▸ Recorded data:
+ + + +
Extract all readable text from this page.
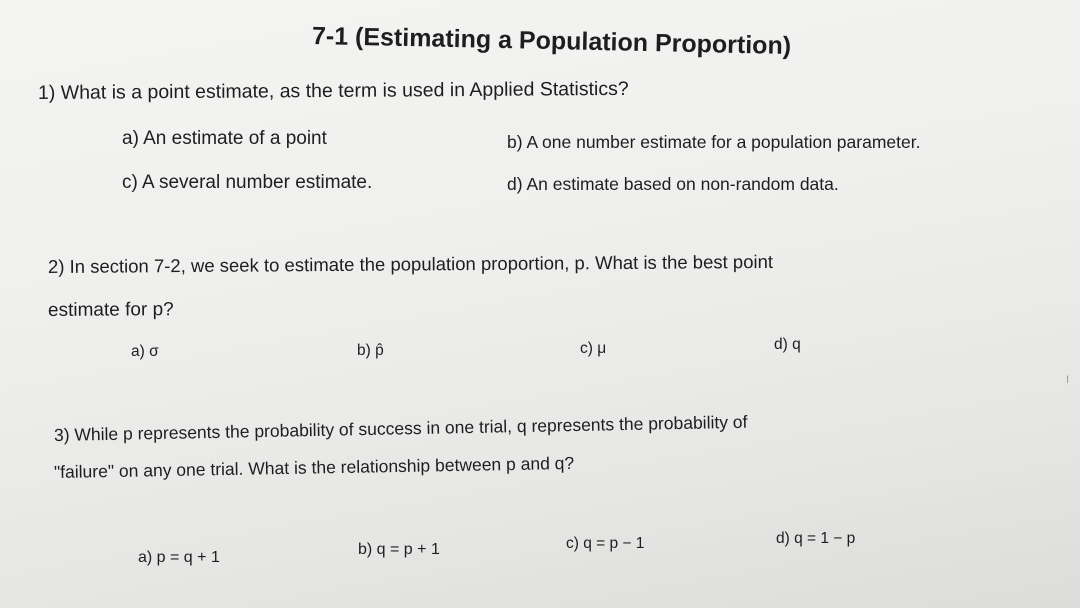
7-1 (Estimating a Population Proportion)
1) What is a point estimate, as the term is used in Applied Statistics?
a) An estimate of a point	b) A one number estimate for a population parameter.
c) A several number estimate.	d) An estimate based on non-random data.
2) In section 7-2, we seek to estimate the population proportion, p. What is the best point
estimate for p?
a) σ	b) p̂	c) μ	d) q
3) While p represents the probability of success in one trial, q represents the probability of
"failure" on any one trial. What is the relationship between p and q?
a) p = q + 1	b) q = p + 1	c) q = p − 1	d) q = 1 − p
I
+ + + +
▸ Stated task: Write out every line above exactly as it is, leaving out the pictures.

▸ Exercise solution:
Extract all readable text from this page.
7-1 (Estimating a Population Proportion)
1) What is a point estimate, as the term is used in Applied Statistics?
a) An estimate of a point	b) A one number estimate for a population parameter.
c) A several number estimate.	d) An estimate based on non-random data.
2) In section 7-2, we seek to estimate the population proportion, p. What is the best point
estimate for p?
a) σ	b) p̂	c) μ	d) q
3) While p represents the probability of success in one trial, q represents the probability of
"failure" on any one trial. What is the relationship between p and q?
a) p = q + 1	b) q = p + 1	c) q = p − 1	d) q = 1 − p
I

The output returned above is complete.